REQUIRED TASK:
Copy the listing verbatim, excluding any images found in it.

DATA SECTION:
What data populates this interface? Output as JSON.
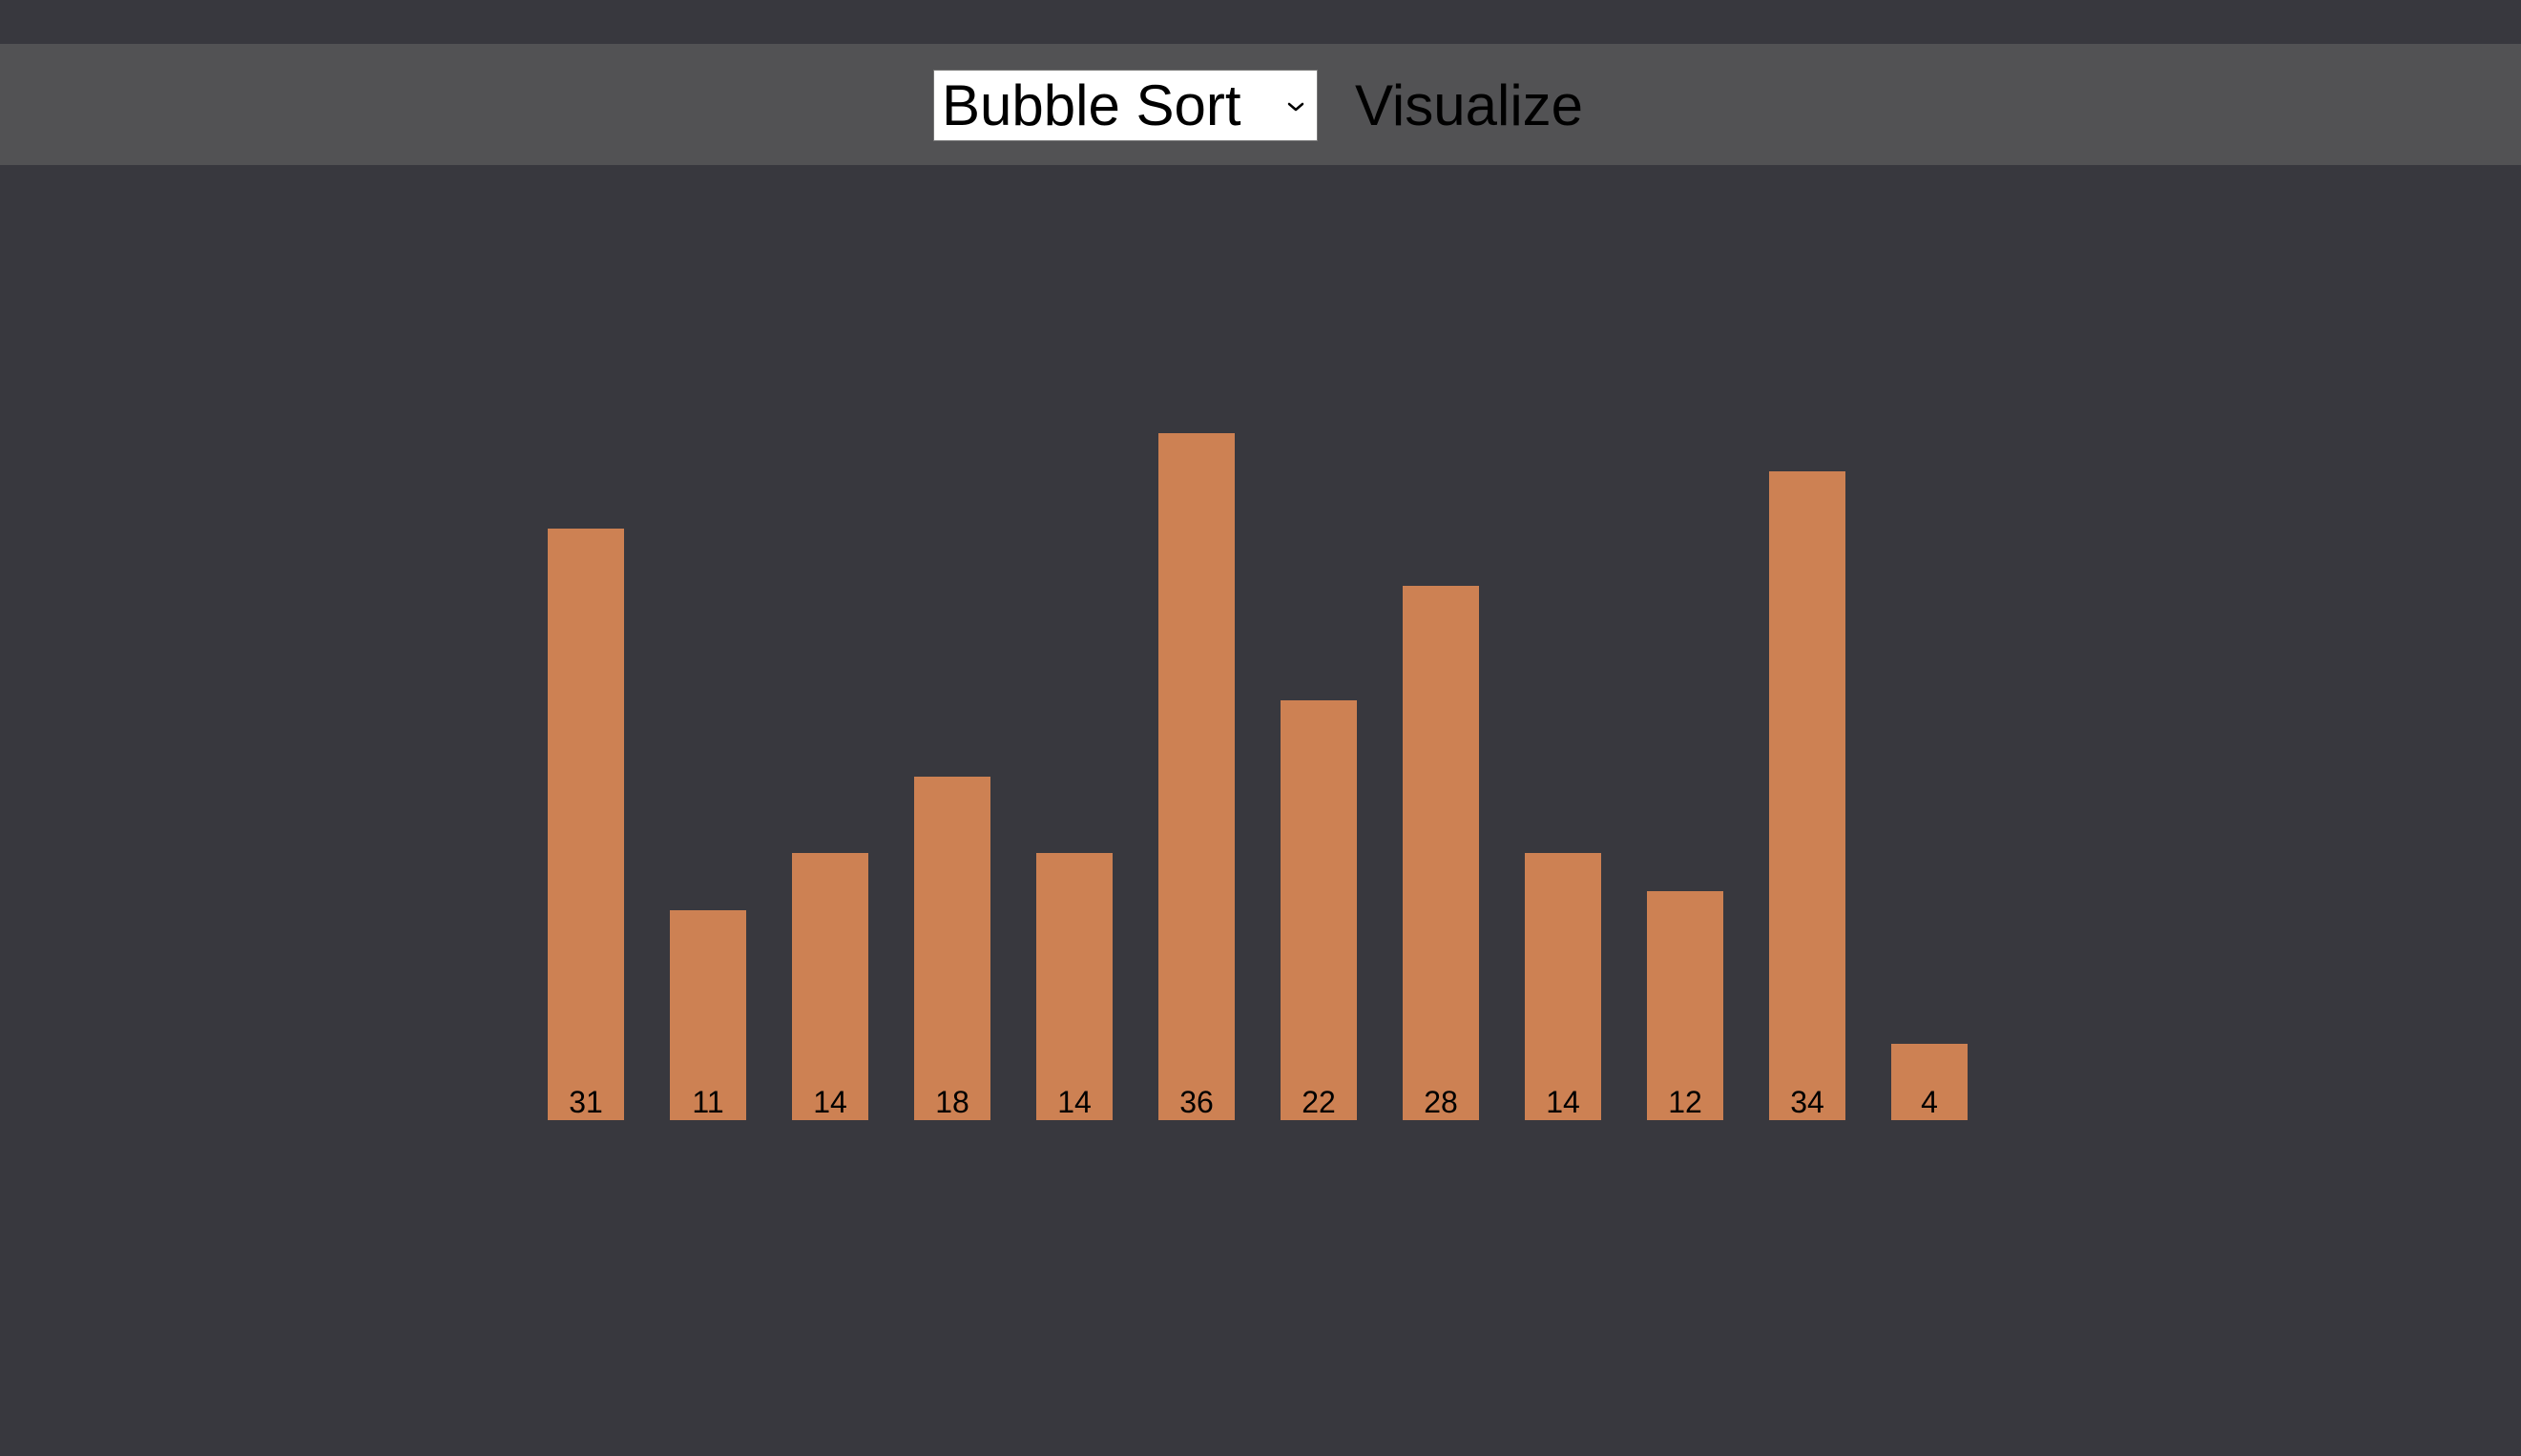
{
  "toolbar": {
    "algorithm_select": {
      "selected": "Bubble Sort"
    },
    "visualize_label": "Visualize"
  },
  "colors": {
    "background": "#38383e",
    "toolbar": "#525254",
    "bar": "#cd8153"
  },
  "icons": {
    "select_arrow": "chevron-down-icon"
  },
  "chart_data": {
    "type": "bar",
    "values": [
      31,
      11,
      14,
      18,
      14,
      36,
      22,
      28,
      14,
      12,
      34,
      4
    ],
    "data_labels": true
  }
}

REPLY:
What data populates this interface? Output as JSON.
{
  "toolbar": {
    "algorithm_select": {
      "selected": "Bubble Sort"
    },
    "visualize_label": "Visualize"
  },
  "colors": {
    "background": "#38383e",
    "toolbar": "#525254",
    "bar": "#cd8153"
  },
  "icons": {
    "select_arrow": "chevron-down-icon"
  },
  "chart_data": {
    "type": "bar",
    "values": [
      31,
      11,
      14,
      18,
      14,
      36,
      22,
      28,
      14,
      12,
      34,
      4
    ],
    "data_labels": true
  }
}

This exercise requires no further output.